*What the task asks:* Take the material below and write it all out again exactly.
--
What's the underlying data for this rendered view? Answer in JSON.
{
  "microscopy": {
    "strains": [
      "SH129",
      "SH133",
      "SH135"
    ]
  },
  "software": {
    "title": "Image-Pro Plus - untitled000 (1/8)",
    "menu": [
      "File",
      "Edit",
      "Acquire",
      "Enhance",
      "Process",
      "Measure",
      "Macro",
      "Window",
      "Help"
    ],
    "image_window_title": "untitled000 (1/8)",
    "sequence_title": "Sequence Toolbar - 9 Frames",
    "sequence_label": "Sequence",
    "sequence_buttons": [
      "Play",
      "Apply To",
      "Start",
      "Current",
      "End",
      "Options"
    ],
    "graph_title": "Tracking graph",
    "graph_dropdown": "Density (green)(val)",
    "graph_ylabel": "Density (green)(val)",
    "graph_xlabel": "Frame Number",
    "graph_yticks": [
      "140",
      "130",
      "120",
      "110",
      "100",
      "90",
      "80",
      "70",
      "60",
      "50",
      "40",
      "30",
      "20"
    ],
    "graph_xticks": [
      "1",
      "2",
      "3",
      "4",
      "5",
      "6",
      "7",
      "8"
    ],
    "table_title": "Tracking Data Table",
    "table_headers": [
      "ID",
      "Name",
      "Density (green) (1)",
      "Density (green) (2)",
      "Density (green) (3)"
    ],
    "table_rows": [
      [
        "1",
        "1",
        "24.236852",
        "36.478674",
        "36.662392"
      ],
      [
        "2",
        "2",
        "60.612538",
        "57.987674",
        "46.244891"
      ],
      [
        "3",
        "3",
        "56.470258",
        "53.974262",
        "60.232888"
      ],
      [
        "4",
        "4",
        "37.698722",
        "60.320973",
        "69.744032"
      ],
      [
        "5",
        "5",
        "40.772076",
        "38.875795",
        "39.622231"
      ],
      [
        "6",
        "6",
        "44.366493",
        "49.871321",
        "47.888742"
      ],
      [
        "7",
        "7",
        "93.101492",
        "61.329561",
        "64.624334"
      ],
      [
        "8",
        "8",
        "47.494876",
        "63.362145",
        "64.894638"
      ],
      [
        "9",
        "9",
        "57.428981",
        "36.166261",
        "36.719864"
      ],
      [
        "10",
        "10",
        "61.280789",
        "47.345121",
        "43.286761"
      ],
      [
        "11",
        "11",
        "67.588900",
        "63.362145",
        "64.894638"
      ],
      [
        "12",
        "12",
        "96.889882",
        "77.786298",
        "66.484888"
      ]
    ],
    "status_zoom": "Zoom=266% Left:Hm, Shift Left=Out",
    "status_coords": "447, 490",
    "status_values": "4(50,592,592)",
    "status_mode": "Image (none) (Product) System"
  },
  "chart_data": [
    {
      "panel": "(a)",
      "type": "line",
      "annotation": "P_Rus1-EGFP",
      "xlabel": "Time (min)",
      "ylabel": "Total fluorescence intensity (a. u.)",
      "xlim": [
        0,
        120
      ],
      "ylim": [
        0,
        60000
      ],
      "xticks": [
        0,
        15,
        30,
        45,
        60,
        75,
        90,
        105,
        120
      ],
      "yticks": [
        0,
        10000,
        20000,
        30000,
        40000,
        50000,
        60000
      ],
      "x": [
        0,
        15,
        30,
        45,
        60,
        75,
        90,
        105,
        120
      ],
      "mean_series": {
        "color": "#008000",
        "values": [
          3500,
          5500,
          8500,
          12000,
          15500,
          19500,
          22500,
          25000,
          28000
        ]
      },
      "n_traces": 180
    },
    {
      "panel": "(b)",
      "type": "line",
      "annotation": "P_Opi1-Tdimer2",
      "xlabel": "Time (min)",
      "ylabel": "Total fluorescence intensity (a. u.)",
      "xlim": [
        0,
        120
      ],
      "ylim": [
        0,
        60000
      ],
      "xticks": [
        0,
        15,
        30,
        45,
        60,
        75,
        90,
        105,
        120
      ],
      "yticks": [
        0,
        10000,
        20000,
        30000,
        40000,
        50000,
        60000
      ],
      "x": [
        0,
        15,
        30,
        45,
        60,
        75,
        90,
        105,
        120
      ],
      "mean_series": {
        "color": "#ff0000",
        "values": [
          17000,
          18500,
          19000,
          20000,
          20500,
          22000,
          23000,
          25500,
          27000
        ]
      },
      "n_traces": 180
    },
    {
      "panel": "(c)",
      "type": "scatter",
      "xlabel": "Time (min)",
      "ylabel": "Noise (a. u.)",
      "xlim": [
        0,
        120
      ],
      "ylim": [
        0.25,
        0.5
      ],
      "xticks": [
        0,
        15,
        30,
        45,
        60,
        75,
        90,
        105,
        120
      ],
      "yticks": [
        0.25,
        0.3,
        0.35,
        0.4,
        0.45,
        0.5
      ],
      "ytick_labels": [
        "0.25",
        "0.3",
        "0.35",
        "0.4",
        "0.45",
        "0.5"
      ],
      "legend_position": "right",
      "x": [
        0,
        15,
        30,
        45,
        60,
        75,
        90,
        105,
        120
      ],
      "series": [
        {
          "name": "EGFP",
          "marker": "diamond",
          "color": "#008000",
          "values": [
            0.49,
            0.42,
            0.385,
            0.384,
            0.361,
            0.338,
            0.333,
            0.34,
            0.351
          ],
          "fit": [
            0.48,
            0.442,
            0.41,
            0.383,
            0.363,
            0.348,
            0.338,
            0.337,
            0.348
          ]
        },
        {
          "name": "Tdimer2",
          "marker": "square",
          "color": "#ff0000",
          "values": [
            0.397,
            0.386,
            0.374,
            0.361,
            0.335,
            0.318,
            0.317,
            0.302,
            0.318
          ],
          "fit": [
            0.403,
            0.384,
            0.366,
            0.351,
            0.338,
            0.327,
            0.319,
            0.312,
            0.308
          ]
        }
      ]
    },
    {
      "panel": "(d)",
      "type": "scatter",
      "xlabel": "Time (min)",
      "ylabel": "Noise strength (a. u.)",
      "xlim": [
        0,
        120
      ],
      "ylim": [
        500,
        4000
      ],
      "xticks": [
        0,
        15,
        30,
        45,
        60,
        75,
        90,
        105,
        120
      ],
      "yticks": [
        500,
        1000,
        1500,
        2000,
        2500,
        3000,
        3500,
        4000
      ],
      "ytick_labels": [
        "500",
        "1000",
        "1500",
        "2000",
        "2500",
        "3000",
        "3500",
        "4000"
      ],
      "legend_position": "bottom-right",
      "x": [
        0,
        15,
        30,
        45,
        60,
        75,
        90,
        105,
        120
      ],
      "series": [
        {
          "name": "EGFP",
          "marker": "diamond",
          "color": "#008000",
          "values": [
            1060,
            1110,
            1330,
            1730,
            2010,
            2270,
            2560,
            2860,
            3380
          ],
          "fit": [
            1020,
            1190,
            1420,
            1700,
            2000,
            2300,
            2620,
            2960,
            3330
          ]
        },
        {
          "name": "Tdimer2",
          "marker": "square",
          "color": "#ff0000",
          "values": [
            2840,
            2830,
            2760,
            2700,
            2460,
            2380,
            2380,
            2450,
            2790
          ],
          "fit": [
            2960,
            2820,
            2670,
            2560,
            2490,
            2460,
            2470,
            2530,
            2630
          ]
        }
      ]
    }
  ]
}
--
*Response to this exercise:*
What's the underlying data for this rendered view? Answer in JSON.
{
  "microscopy": {
    "strains": [
      "SH129",
      "SH133",
      "SH135"
    ]
  },
  "software": {
    "title": "Image-Pro Plus - untitled000 (1/8)",
    "menu": [
      "File",
      "Edit",
      "Acquire",
      "Enhance",
      "Process",
      "Measure",
      "Macro",
      "Window",
      "Help"
    ],
    "image_window_title": "untitled000 (1/8)",
    "sequence_title": "Sequence Toolbar - 9 Frames",
    "sequence_label": "Sequence",
    "sequence_buttons": [
      "Play",
      "Apply To",
      "Start",
      "Current",
      "End",
      "Options"
    ],
    "graph_title": "Tracking graph",
    "graph_dropdown": "Density (green)(val)",
    "graph_ylabel": "Density (green)(val)",
    "graph_xlabel": "Frame Number",
    "graph_yticks": [
      "140",
      "130",
      "120",
      "110",
      "100",
      "90",
      "80",
      "70",
      "60",
      "50",
      "40",
      "30",
      "20"
    ],
    "graph_xticks": [
      "1",
      "2",
      "3",
      "4",
      "5",
      "6",
      "7",
      "8"
    ],
    "table_title": "Tracking Data Table",
    "table_headers": [
      "ID",
      "Name",
      "Density (green) (1)",
      "Density (green) (2)",
      "Density (green) (3)"
    ],
    "table_rows": [
      [
        "1",
        "1",
        "24.236852",
        "36.478674",
        "36.662392"
      ],
      [
        "2",
        "2",
        "60.612538",
        "57.987674",
        "46.244891"
      ],
      [
        "3",
        "3",
        "56.470258",
        "53.974262",
        "60.232888"
      ],
      [
        "4",
        "4",
        "37.698722",
        "60.320973",
        "69.744032"
      ],
      [
        "5",
        "5",
        "40.772076",
        "38.875795",
        "39.622231"
      ],
      [
        "6",
        "6",
        "44.366493",
        "49.871321",
        "47.888742"
      ],
      [
        "7",
        "7",
        "93.101492",
        "61.329561",
        "64.624334"
      ],
      [
        "8",
        "8",
        "47.494876",
        "63.362145",
        "64.894638"
      ],
      [
        "9",
        "9",
        "57.428981",
        "36.166261",
        "36.719864"
      ],
      [
        "10",
        "10",
        "61.280789",
        "47.345121",
        "43.286761"
      ],
      [
        "11",
        "11",
        "67.588900",
        "63.362145",
        "64.894638"
      ],
      [
        "12",
        "12",
        "96.889882",
        "77.786298",
        "66.484888"
      ]
    ],
    "status_zoom": "Zoom=266% Left:Hm, Shift Left=Out",
    "status_coords": "447, 490",
    "status_values": "4(50,592,592)",
    "status_mode": "Image (none) (Product) System"
  },
  "chart_data": [
    {
      "panel": "(a)",
      "type": "line",
      "annotation": "P_Rus1-EGFP",
      "xlabel": "Time (min)",
      "ylabel": "Total fluorescence intensity (a. u.)",
      "xlim": [
        0,
        120
      ],
      "ylim": [
        0,
        60000
      ],
      "xticks": [
        0,
        15,
        30,
        45,
        60,
        75,
        90,
        105,
        120
      ],
      "yticks": [
        0,
        10000,
        20000,
        30000,
        40000,
        50000,
        60000
      ],
      "x": [
        0,
        15,
        30,
        45,
        60,
        75,
        90,
        105,
        120
      ],
      "mean_series": {
        "color": "#008000",
        "values": [
          3500,
          5500,
          8500,
          12000,
          15500,
          19500,
          22500,
          25000,
          28000
        ]
      },
      "n_traces": 180
    },
    {
      "panel": "(b)",
      "type": "line",
      "annotation": "P_Opi1-Tdimer2",
      "xlabel": "Time (min)",
      "ylabel": "Total fluorescence intensity (a. u.)",
      "xlim": [
        0,
        120
      ],
      "ylim": [
        0,
        60000
      ],
      "xticks": [
        0,
        15,
        30,
        45,
        60,
        75,
        90,
        105,
        120
      ],
      "yticks": [
        0,
        10000,
        20000,
        30000,
        40000,
        50000,
        60000
      ],
      "x": [
        0,
        15,
        30,
        45,
        60,
        75,
        90,
        105,
        120
      ],
      "mean_series": {
        "color": "#ff0000",
        "values": [
          17000,
          18500,
          19000,
          20000,
          20500,
          22000,
          23000,
          25500,
          27000
        ]
      },
      "n_traces": 180
    },
    {
      "panel": "(c)",
      "type": "scatter",
      "xlabel": "Time (min)",
      "ylabel": "Noise (a. u.)",
      "xlim": [
        0,
        120
      ],
      "ylim": [
        0.25,
        0.5
      ],
      "xticks": [
        0,
        15,
        30,
        45,
        60,
        75,
        90,
        105,
        120
      ],
      "yticks": [
        0.25,
        0.3,
        0.35,
        0.4,
        0.45,
        0.5
      ],
      "ytick_labels": [
        "0.25",
        "0.3",
        "0.35",
        "0.4",
        "0.45",
        "0.5"
      ],
      "legend_position": "right",
      "x": [
        0,
        15,
        30,
        45,
        60,
        75,
        90,
        105,
        120
      ],
      "series": [
        {
          "name": "EGFP",
          "marker": "diamond",
          "color": "#008000",
          "values": [
            0.49,
            0.42,
            0.385,
            0.384,
            0.361,
            0.338,
            0.333,
            0.34,
            0.351
          ],
          "fit": [
            0.48,
            0.442,
            0.41,
            0.383,
            0.363,
            0.348,
            0.338,
            0.337,
            0.348
          ]
        },
        {
          "name": "Tdimer2",
          "marker": "square",
          "color": "#ff0000",
          "values": [
            0.397,
            0.386,
            0.374,
            0.361,
            0.335,
            0.318,
            0.317,
            0.302,
            0.318
          ],
          "fit": [
            0.403,
            0.384,
            0.366,
            0.351,
            0.338,
            0.327,
            0.319,
            0.312,
            0.308
          ]
        }
      ]
    },
    {
      "panel": "(d)",
      "type": "scatter",
      "xlabel": "Time (min)",
      "ylabel": "Noise strength (a. u.)",
      "xlim": [
        0,
        120
      ],
      "ylim": [
        500,
        4000
      ],
      "xticks": [
        0,
        15,
        30,
        45,
        60,
        75,
        90,
        105,
        120
      ],
      "yticks": [
        500,
        1000,
        1500,
        2000,
        2500,
        3000,
        3500,
        4000
      ],
      "ytick_labels": [
        "500",
        "1000",
        "1500",
        "2000",
        "2500",
        "3000",
        "3500",
        "4000"
      ],
      "legend_position": "bottom-right",
      "x": [
        0,
        15,
        30,
        45,
        60,
        75,
        90,
        105,
        120
      ],
      "series": [
        {
          "name": "EGFP",
          "marker": "diamond",
          "color": "#008000",
          "values": [
            1060,
            1110,
            1330,
            1730,
            2010,
            2270,
            2560,
            2860,
            3380
          ],
          "fit": [
            1020,
            1190,
            1420,
            1700,
            2000,
            2300,
            2620,
            2960,
            3330
          ]
        },
        {
          "name": "Tdimer2",
          "marker": "square",
          "color": "#ff0000",
          "values": [
            2840,
            2830,
            2760,
            2700,
            2460,
            2380,
            2380,
            2450,
            2790
          ],
          "fit": [
            2960,
            2820,
            2670,
            2560,
            2490,
            2460,
            2470,
            2530,
            2630
          ]
        }
      ]
    }
  ]
}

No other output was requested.